◆ YOUR GOAL
Output the material below unchanged, apart from leaving out the pictures.

◆ RECORDED INFORMATION
------
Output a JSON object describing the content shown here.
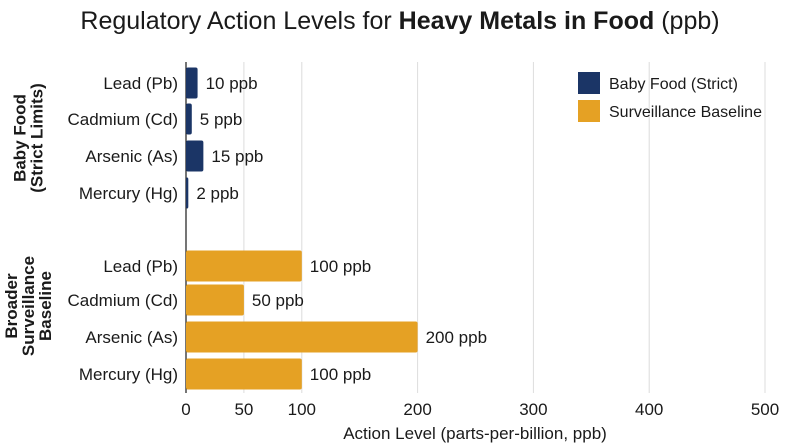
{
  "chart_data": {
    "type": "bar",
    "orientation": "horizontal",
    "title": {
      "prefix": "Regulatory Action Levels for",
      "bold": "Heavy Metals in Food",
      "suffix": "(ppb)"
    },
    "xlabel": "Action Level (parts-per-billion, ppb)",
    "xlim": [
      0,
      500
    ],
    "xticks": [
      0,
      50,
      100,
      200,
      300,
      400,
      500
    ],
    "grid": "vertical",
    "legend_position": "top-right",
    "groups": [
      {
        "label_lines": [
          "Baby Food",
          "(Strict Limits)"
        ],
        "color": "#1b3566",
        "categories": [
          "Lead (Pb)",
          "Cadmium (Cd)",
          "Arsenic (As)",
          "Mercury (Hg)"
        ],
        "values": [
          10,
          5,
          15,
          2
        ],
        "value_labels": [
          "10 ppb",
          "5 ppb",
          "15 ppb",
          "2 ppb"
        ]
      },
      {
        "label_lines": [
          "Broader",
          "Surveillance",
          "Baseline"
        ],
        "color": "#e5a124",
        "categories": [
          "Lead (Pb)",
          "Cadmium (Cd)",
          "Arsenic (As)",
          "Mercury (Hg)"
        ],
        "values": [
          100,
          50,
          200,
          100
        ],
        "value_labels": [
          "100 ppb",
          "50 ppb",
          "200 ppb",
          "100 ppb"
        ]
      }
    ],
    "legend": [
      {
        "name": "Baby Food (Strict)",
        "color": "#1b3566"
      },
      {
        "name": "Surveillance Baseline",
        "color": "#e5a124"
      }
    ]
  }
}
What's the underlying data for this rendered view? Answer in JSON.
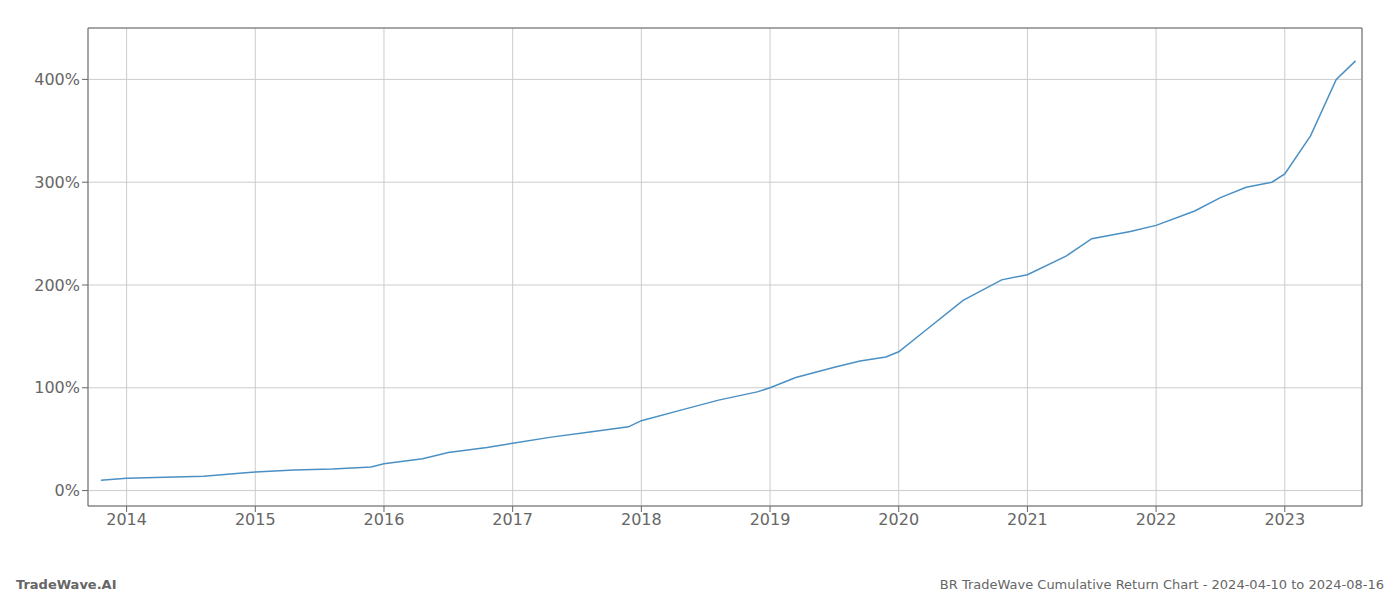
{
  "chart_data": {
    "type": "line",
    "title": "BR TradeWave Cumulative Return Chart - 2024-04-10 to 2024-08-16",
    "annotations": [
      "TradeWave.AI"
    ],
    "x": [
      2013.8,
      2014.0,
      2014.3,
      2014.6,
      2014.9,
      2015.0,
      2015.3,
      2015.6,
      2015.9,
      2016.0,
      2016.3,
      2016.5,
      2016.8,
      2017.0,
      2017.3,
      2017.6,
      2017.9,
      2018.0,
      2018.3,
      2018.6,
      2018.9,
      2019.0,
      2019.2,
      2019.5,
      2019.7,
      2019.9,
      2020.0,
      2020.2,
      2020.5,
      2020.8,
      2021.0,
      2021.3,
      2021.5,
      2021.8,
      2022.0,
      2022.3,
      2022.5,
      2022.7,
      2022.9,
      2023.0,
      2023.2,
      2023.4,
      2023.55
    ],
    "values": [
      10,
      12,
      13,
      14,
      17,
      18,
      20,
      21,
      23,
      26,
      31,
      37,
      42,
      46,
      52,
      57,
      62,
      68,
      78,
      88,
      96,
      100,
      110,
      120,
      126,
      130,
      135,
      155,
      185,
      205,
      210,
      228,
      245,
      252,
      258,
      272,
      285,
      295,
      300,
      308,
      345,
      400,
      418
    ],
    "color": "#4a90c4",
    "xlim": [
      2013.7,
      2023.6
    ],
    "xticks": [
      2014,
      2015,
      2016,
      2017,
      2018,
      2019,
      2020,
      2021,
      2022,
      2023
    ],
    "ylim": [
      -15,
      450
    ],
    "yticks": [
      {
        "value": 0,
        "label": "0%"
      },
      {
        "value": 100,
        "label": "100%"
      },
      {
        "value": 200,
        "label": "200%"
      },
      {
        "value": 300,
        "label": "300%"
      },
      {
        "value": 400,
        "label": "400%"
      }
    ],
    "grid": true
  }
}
------
◆ SOLVED EXERCISE
Output a JSON object describing the content shown here.
{
  "chart_data": {
    "type": "bar",
    "orientation": "horizontal",
    "title": {
      "prefix": "Regulatory Action Levels for",
      "bold": "Heavy Metals in Food",
      "suffix": "(ppb)"
    },
    "xlabel": "Action Level (parts-per-billion, ppb)",
    "xlim": [
      0,
      500
    ],
    "xticks": [
      0,
      50,
      100,
      200,
      300,
      400,
      500
    ],
    "grid": "vertical",
    "legend_position": "top-right",
    "groups": [
      {
        "label_lines": [
          "Baby Food",
          "(Strict Limits)"
        ],
        "color": "#1b3566",
        "categories": [
          "Lead (Pb)",
          "Cadmium (Cd)",
          "Arsenic (As)",
          "Mercury (Hg)"
        ],
        "values": [
          10,
          5,
          15,
          2
        ],
        "value_labels": [
          "10 ppb",
          "5 ppb",
          "15 ppb",
          "2 ppb"
        ]
      },
      {
        "label_lines": [
          "Broader",
          "Surveillance",
          "Baseline"
        ],
        "color": "#e5a124",
        "categories": [
          "Lead (Pb)",
          "Cadmium (Cd)",
          "Arsenic (As)",
          "Mercury (Hg)"
        ],
        "values": [
          100,
          50,
          200,
          100
        ],
        "value_labels": [
          "100 ppb",
          "50 ppb",
          "200 ppb",
          "100 ppb"
        ]
      }
    ],
    "legend": [
      {
        "name": "Baby Food (Strict)",
        "color": "#1b3566"
      },
      {
        "name": "Surveillance Baseline",
        "color": "#e5a124"
      }
    ]
  }
}
What's the underlying data for this rendered view? Answer in JSON.
{
  "chart_data": {
    "type": "line",
    "title": "BR TradeWave Cumulative Return Chart - 2024-04-10 to 2024-08-16",
    "annotations": [
      "TradeWave.AI"
    ],
    "x": [
      2013.8,
      2014.0,
      2014.3,
      2014.6,
      2014.9,
      2015.0,
      2015.3,
      2015.6,
      2015.9,
      2016.0,
      2016.3,
      2016.5,
      2016.8,
      2017.0,
      2017.3,
      2017.6,
      2017.9,
      2018.0,
      2018.3,
      2018.6,
      2018.9,
      2019.0,
      2019.2,
      2019.5,
      2019.7,
      2019.9,
      2020.0,
      2020.2,
      2020.5,
      2020.8,
      2021.0,
      2021.3,
      2021.5,
      2021.8,
      2022.0,
      2022.3,
      2022.5,
      2022.7,
      2022.9,
      2023.0,
      2023.2,
      2023.4,
      2023.55
    ],
    "values": [
      10,
      12,
      13,
      14,
      17,
      18,
      20,
      21,
      23,
      26,
      31,
      37,
      42,
      46,
      52,
      57,
      62,
      68,
      78,
      88,
      96,
      100,
      110,
      120,
      126,
      130,
      135,
      155,
      185,
      205,
      210,
      228,
      245,
      252,
      258,
      272,
      285,
      295,
      300,
      308,
      345,
      400,
      418
    ],
    "color": "#4a90c4",
    "xlim": [
      2013.7,
      2023.6
    ],
    "xticks": [
      2014,
      2015,
      2016,
      2017,
      2018,
      2019,
      2020,
      2021,
      2022,
      2023
    ],
    "ylim": [
      -15,
      450
    ],
    "yticks": [
      {
        "value": 0,
        "label": "0%"
      },
      {
        "value": 100,
        "label": "100%"
      },
      {
        "value": 200,
        "label": "200%"
      },
      {
        "value": 300,
        "label": "300%"
      },
      {
        "value": 400,
        "label": "400%"
      }
    ],
    "grid": true
  }
}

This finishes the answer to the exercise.